Keep only the lines of the data below that contain "submitted", and copy them.

===== Supplied information =====

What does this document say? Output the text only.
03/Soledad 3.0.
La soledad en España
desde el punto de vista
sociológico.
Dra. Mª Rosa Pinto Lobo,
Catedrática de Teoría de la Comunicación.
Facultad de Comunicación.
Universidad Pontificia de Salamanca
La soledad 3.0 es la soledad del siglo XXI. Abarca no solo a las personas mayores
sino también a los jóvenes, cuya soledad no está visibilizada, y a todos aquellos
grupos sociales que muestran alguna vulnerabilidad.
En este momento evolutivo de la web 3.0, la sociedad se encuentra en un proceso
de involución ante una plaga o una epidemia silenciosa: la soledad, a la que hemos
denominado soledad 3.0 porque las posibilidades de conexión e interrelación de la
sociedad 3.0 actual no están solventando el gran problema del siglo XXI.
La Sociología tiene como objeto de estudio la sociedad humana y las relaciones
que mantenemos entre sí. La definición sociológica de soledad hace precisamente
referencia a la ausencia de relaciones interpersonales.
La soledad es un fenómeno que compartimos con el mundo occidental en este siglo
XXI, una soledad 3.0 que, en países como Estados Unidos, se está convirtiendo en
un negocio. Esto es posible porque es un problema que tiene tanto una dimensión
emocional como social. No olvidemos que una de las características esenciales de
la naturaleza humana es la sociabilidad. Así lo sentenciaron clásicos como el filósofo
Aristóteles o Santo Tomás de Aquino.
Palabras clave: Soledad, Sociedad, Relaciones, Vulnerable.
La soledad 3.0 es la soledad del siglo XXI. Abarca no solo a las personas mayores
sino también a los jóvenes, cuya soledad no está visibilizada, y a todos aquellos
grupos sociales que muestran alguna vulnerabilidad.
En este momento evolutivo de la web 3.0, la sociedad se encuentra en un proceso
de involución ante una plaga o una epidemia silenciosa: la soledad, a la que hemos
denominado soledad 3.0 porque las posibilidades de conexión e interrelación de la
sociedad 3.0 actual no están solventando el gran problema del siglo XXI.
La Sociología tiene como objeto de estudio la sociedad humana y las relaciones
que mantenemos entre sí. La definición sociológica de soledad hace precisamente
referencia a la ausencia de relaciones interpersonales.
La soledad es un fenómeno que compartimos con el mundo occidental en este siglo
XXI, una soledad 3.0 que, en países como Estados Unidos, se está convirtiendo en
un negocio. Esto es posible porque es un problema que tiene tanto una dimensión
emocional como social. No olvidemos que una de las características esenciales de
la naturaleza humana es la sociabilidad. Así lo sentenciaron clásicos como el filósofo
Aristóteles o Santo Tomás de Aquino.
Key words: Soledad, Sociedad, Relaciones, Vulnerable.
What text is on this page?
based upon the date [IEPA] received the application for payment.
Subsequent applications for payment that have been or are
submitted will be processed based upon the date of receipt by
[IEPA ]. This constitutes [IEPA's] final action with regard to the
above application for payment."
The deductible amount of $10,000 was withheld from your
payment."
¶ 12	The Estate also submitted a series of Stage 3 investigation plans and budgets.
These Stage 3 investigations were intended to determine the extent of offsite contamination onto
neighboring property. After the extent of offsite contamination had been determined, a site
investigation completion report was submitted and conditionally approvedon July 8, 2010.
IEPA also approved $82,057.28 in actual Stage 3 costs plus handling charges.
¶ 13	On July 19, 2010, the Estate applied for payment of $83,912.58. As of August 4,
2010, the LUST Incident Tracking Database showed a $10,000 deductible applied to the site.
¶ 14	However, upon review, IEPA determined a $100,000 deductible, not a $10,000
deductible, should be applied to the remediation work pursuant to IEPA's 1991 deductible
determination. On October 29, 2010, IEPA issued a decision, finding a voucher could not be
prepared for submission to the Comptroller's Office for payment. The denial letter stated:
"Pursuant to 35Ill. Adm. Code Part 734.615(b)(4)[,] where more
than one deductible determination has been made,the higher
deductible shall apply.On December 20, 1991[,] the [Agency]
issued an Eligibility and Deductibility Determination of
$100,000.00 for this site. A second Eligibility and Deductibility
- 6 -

=====
===== Supplied information =====

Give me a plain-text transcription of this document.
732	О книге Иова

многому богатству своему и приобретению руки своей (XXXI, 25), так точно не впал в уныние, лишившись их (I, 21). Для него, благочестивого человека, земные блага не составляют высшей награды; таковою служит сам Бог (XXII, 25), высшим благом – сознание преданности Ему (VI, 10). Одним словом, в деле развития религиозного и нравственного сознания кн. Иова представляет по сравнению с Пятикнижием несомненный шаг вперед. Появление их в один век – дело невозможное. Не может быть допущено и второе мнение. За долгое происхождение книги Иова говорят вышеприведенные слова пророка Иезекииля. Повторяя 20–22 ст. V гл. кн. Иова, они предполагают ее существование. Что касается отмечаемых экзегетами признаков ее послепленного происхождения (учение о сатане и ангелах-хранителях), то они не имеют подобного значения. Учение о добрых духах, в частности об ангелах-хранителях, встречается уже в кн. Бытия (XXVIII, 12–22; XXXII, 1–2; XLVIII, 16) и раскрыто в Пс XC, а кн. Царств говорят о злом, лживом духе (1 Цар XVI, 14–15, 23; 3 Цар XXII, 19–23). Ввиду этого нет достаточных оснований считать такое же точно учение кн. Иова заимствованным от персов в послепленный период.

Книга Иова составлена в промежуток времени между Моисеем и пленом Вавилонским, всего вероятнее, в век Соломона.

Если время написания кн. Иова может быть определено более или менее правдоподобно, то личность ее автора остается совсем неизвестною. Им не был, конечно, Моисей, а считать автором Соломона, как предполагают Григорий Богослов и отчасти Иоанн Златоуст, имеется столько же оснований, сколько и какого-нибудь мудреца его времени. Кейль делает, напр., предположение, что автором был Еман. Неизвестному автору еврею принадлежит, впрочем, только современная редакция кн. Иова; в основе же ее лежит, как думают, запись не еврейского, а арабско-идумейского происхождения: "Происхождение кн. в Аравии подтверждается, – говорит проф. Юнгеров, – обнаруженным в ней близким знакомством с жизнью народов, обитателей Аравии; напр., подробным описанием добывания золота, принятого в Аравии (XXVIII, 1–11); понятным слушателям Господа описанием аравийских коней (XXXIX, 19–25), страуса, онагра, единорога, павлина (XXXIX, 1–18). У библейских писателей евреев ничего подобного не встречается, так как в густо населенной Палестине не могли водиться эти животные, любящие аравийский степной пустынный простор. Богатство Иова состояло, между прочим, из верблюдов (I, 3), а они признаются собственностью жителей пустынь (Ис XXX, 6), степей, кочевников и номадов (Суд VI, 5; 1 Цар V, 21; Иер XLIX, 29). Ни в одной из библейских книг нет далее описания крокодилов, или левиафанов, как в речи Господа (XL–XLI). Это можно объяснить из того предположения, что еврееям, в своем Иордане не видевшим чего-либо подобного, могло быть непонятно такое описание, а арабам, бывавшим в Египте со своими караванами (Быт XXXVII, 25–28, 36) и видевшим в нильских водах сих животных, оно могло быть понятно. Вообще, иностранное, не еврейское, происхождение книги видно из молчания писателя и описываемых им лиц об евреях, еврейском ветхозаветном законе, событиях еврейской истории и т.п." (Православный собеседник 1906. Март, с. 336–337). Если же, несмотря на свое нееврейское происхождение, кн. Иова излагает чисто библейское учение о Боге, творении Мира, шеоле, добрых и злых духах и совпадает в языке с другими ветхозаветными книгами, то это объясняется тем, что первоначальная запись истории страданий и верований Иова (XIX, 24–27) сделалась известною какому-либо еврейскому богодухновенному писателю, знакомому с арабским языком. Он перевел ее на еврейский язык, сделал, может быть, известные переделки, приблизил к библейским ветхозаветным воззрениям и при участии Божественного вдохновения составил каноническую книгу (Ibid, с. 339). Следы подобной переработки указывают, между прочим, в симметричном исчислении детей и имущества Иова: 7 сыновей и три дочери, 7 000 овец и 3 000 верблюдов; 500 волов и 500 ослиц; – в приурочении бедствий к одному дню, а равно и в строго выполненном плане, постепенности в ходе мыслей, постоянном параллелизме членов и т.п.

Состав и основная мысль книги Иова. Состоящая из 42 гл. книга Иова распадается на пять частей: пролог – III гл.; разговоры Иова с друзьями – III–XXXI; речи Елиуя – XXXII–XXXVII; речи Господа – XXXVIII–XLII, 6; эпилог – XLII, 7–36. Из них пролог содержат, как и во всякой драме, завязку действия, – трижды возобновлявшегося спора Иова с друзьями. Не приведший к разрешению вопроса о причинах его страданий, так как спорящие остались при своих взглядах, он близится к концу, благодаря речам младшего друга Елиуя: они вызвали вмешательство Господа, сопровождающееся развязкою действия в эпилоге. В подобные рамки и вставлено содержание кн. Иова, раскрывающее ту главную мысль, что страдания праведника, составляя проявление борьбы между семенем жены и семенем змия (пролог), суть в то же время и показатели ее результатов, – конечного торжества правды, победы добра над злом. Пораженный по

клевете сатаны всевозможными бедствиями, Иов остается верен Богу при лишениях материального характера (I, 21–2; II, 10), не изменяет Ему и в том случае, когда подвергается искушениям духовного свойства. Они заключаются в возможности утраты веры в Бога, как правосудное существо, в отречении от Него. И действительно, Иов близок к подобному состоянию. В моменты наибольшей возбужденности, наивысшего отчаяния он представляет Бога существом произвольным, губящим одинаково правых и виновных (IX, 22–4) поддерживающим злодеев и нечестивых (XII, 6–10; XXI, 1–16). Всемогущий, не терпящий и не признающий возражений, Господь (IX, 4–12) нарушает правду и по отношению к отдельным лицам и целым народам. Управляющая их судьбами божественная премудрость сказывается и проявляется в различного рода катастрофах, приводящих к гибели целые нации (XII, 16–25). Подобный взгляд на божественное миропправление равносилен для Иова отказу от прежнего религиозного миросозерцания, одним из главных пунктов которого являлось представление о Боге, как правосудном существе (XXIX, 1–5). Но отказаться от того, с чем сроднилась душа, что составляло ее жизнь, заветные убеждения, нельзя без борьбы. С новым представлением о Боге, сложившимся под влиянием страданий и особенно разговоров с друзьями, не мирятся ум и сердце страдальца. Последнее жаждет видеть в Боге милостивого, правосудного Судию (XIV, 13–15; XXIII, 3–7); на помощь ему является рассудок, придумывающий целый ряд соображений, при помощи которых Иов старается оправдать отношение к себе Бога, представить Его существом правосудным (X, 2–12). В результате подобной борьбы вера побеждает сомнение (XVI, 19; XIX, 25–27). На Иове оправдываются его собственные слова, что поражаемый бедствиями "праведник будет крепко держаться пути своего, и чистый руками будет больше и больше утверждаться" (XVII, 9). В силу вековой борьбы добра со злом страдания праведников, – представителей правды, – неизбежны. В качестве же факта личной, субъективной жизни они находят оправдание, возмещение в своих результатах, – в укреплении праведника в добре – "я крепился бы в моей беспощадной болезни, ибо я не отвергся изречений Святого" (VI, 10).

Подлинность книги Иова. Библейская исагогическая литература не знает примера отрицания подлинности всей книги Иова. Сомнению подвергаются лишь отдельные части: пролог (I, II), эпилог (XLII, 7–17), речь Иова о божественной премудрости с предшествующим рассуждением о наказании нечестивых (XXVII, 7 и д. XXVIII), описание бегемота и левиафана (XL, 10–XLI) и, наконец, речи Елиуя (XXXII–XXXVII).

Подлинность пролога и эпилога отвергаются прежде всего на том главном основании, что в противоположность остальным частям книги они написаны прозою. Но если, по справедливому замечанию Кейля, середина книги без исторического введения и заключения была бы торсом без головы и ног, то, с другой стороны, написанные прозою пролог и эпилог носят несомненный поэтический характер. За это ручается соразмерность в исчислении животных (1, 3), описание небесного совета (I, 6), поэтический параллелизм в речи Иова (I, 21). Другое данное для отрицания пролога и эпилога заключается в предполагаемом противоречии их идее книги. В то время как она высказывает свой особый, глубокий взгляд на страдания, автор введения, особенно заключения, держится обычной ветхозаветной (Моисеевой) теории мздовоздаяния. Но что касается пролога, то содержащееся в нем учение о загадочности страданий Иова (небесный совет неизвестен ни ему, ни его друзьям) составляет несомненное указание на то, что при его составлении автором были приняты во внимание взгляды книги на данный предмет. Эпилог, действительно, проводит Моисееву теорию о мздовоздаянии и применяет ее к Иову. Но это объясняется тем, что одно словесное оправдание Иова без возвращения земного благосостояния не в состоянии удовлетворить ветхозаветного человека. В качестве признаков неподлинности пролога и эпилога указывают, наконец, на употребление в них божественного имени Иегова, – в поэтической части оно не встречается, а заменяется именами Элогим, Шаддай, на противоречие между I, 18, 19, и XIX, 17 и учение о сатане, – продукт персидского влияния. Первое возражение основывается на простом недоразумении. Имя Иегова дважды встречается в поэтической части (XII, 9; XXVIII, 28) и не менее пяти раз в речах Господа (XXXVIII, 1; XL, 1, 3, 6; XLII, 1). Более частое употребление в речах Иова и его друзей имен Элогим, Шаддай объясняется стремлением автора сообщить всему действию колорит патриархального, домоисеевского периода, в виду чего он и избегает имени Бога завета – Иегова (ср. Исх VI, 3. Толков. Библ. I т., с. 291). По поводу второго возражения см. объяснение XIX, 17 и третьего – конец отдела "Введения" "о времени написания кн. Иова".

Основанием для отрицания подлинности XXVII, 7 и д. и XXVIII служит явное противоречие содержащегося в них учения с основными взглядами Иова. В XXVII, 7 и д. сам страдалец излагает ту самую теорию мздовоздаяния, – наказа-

=====

* **The output**:
submitted will be processed based upon the date of receipt by
¶ 12	The Estate also submitted a series of Stage 3 investigation plans and budgets.
investigation completion report was submitted and conditionally approvedon July 8, 2010.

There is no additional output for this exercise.